Data records |
• • •

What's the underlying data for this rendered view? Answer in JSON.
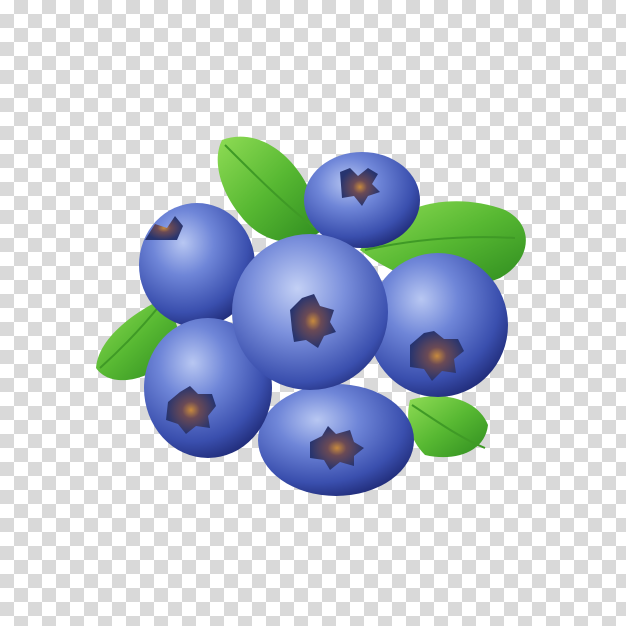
{
  "image": {
    "subject_icon": "blueberry-cluster-icon",
    "background": "transparency-checkerboard",
    "colors": {
      "checker_dark": "#d9d9d9",
      "checker_light": "#ffffff",
      "berry_dark": "#1f2c7a",
      "berry_mid": "#3f56b8",
      "berry_light": "#8aa0e6",
      "leaf_dark": "#2e8b1f",
      "leaf_light": "#7ccf45",
      "calyx": "#27346f",
      "calyx_inner": "#b07a3a"
    }
  }
}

• • •

What to work on | Repeat all of the records verbatim, leaving out the pictures.

Output for this task |
What's the underlying data for this rendered view? Answer in JSON.
{
  "image": {
    "subject_icon": "blueberry-cluster-icon",
    "background": "transparency-checkerboard",
    "colors": {
      "checker_dark": "#d9d9d9",
      "checker_light": "#ffffff",
      "berry_dark": "#1f2c7a",
      "berry_mid": "#3f56b8",
      "berry_light": "#8aa0e6",
      "leaf_dark": "#2e8b1f",
      "leaf_light": "#7ccf45",
      "calyx": "#27346f",
      "calyx_inner": "#b07a3a"
    }
  }
}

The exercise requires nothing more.